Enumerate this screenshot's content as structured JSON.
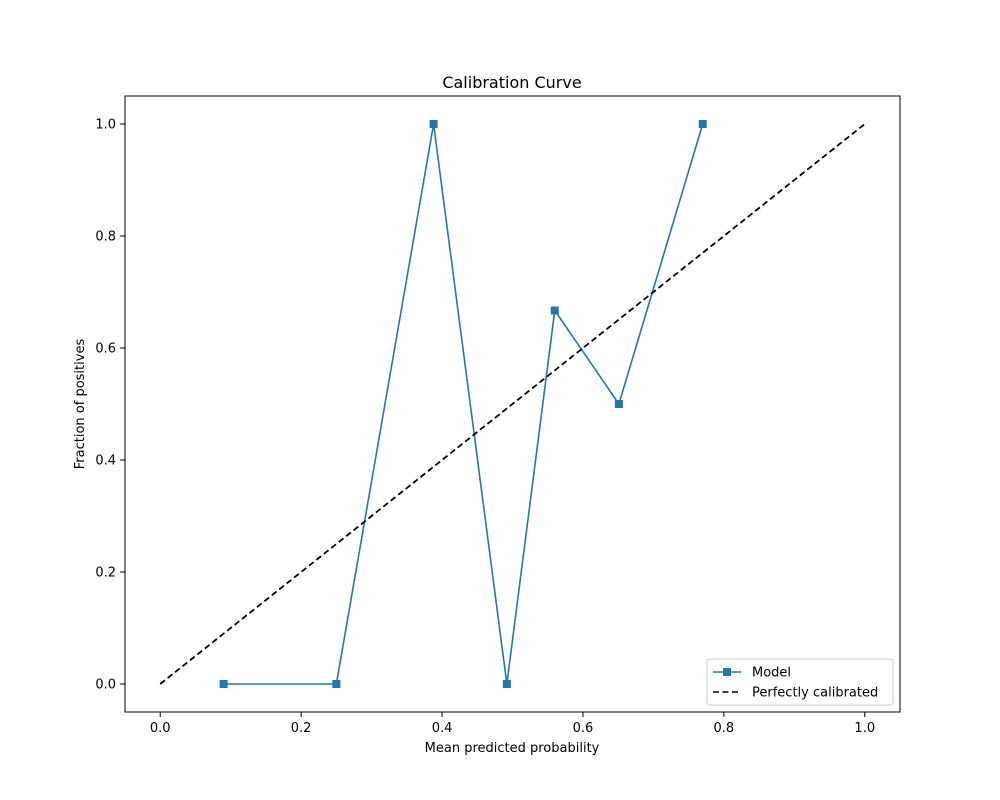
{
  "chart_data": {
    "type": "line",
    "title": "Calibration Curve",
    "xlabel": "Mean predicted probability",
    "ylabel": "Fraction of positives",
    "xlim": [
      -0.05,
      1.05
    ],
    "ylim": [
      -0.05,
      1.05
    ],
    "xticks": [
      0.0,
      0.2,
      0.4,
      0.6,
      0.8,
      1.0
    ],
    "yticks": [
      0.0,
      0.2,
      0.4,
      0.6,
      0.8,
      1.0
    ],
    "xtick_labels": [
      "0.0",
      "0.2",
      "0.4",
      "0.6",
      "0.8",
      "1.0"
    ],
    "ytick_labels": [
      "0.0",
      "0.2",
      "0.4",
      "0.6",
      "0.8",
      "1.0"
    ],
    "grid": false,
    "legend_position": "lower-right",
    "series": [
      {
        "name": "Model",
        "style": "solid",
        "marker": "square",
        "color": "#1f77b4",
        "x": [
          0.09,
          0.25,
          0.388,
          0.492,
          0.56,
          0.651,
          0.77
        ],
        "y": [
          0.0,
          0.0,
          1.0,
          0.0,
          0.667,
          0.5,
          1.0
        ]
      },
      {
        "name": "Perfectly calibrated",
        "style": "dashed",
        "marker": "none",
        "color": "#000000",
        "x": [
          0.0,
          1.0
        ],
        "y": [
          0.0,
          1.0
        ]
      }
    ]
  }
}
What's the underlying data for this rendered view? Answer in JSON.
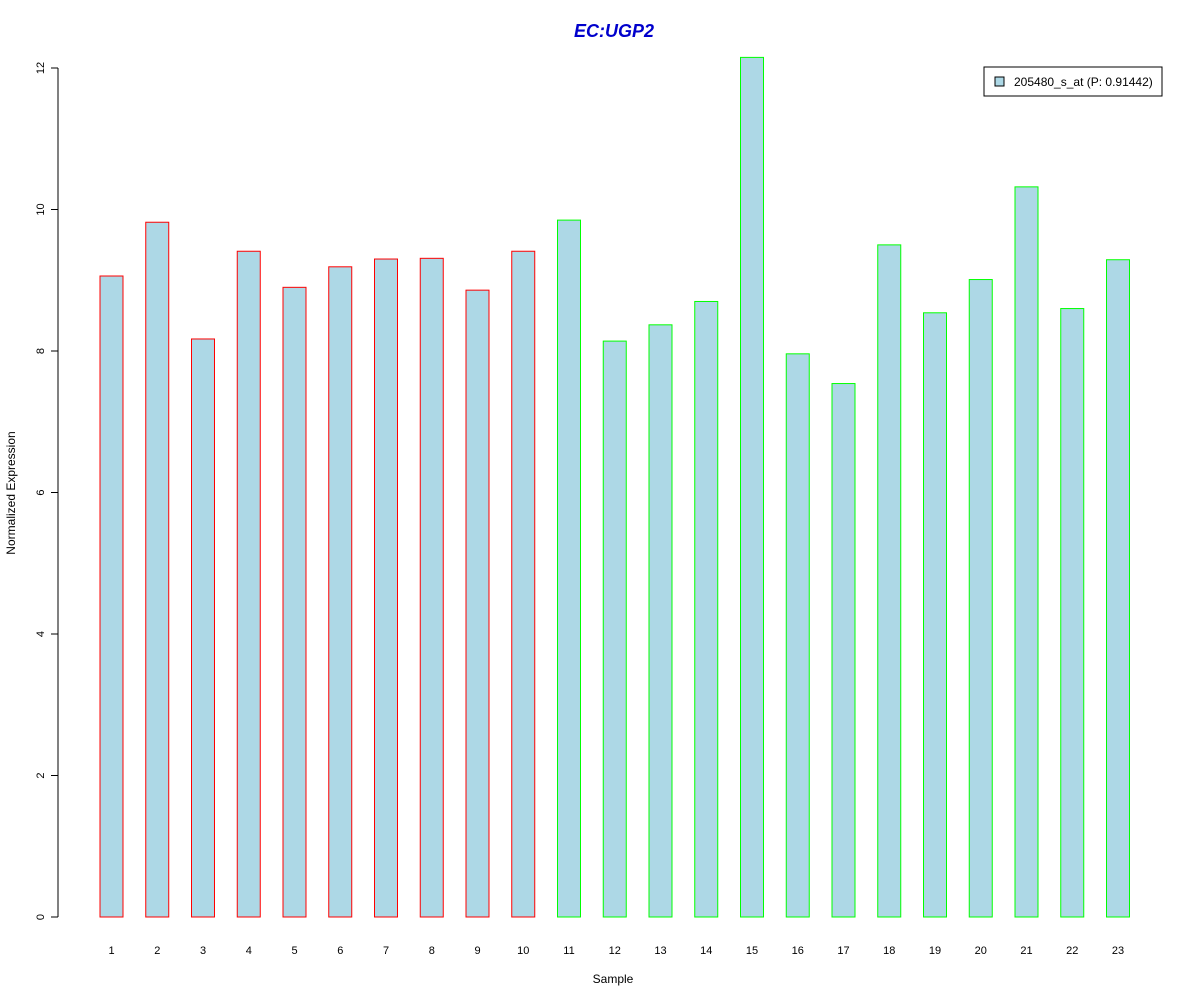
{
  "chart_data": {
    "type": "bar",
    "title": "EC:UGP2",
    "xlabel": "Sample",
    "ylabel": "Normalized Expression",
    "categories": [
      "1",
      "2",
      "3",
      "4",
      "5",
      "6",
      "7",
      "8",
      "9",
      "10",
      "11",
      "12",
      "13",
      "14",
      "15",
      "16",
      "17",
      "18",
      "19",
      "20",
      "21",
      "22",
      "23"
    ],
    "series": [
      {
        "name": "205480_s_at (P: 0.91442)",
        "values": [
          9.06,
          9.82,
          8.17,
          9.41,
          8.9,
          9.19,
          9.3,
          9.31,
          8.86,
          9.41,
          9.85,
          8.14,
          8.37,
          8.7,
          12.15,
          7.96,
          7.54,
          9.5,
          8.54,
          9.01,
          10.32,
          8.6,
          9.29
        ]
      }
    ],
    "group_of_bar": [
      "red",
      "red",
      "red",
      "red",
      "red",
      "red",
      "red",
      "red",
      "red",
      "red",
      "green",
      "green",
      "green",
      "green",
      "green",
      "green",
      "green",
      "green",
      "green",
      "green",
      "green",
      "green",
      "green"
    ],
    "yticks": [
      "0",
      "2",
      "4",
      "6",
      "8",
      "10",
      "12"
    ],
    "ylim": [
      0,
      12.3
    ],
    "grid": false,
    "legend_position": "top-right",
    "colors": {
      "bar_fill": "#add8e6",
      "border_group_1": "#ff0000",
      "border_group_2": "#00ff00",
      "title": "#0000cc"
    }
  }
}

********************

» **SHORT EXERCISE**: Lines containing the string "ylabel" are to be selected and copied.

» **EXERCISE OUTPUT**:
    "ylabel": "Fraction of positives",
    "ylabel": "Normalized Expression",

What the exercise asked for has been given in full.